СУТЬ ЗАДАНИЯ:
Продолжите текст о безмолвном росте дуба и незаметном труде, начав сразу после его последнего предложения.

ТЕКСТ ДЛЯ ЧТЕНИЯ:
9. Тысячу лет молчаливо растет в лесу дуб, только на тысячном году, когда дровосек приходит с топором, раздается эхо в тишине, и дуб дает знать о себе, когда он падает с оглушительным шумом. Как тихо был посажен желудь, снесенный случайным ветром! Когда цвел дуб и украшался листьями, то эти радостные для него события не возвещались радостными криками.
Изредка лишь слышалось слово признания со стороны спокойного наблюдателя. Все это не было событием – это спокойно свершалось; не в один час, а в течение многих дней; что можно было об этом сказать? Этот час казался похожим на последний, похожим на последующий.
Так происходит всюду; безрассудная молва болтает не о том, что было сделано, а о неудачах и опозданиях. И безрассудная история (более или менее сокращенный, письменный обзор молвы) знает мало достойного изучения. Нашествие Аттилы, крестовый поход Вальтера Голяка, Сицилийская вечерня, Тридцатилетняя война – один только грех и беда. Никакой работы, только помехи и задержка всякой работы. Однако все же земля ежегодно зеленела и урожай ее созревал. Рука работающего, ум мыслителя не отдыхали. Благодаря этому у нас, несмотря на все, остался великолепный, прославленный, цветущий мир. Бедная история может спросить себя с удивлением: «Откуда он происходит?» Мало знает она о нем, много о том, что задержало его и хотело уничтожить. Это ее обычай и правило, благодаря ли необходимости или безрассудному выбору, и странная фраза справедлива: «Счастлив народ, коего календари остаются пустыми».
10. Так же обстоит со всеми видами интеллигентности, направлена ли она на поиски правды или на соответствующие сообщения о ней, поэзию, красноречие или глубину проницательности, которая служит основанием для этих двух последних. Характерный признак труда – некоторая постоянная непроизвольность и бессознательность. «Здоровые не знают о состоянии своего здоровья; знают о нем лишь больные».

ИСХОДНЫЕ ДАННЫЕ:
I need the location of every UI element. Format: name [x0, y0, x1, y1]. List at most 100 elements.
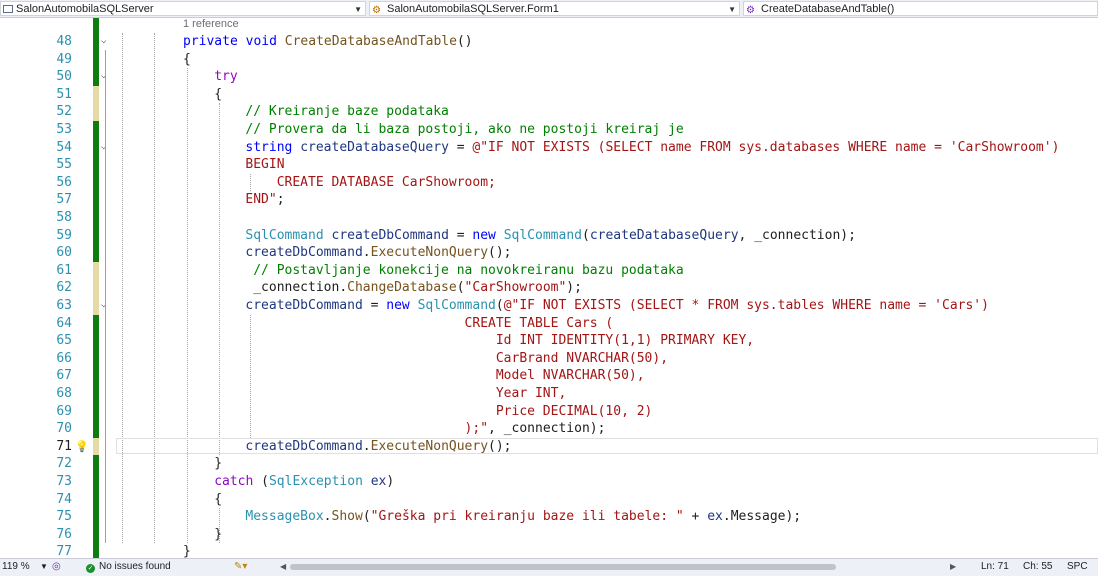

ОТВЕТ:
11. Мудрость – божественный вестник, который приносит с собой в этот мир каждая человеческая душа, божественное предсказание новой и присущей ему способности действовать, которую новый человек получил, – по своему существу молчалива. Ее нельзя сразу и целиком прочитать словами; потому что она написана в непонятной действительности таланта, положения, желаний и возможности, которыми снабжен человек, она кроется в предчувствии, неизвестной борьбе, страстном старании и может быть вполне прочитана лишь тогда, когда исполнена его работа. Не благородные движения природы, а низкие вводят человека в искушение, чтобы обнаружить тайну его души в словах. Если у него есть тайна, слова всегда остаются недостаточными. Слова только задерживают настоящее обнаружение поступка, мешают ему и сделают его наконец невозможным. Никто из тех, кто совершает важное на свете, не станет говорить об этом подробно. Вильгельм Молчаливый лучше всего говорил освобожденной страной. Оливер Кромвель не блистал красноречием. Гете находил, что когда он собирался писать книгу, то не хотел об этом говорить; только тогда она удавалась.
12. Человек и его работа не оцениваются по тому, что называется их влиянием на мир, по тому, благодаря чему мы можем судить о их влиянии. Влияние, действие, польза? Дайте нам делать нашу работу; забота о ее плодах принадлежит другим. Ее собственные плоды созреют. Воплотятся ли они в тронах халифов или арабских завоеваниях и наполнят собой «все утренние и вечерние газеты» и все исторические сочинения (своего рода дистиллированные газеты) или не воплотятся в таком виде, – какое это имеет значение? Это неподлинный ее результат! Арабский халиф имел ценность и значение, лишь поскольку он мог что-то делать. Если бы великое дело человечества, человеческая работа на Божьем свете не поощрялась халифом, то не имело бы никакого значения, сколько раз он обнажал свои сабли и какая добыча ему доставалась. Сколько золотых монет он вкладывал в карман, какой шум и тревогу поднимал он на свете, – он был лишь шумным ничтожеством. В сущности, его и вовсе не было.
Будем уважать великое царство молчания! Неизмеримый клад, которого мы не можем хвастливо пересчитать и показать людям! Это каждому из нас больше всего нужно в наши громкие времена.
13. Если смотреть на дело исходя из высокого масштаба, то мы заметим, что века геройства не века нравственной философии. Если можно философствовать о добродетели, то она познала самое себя, она стала больной и становится все дряхлее.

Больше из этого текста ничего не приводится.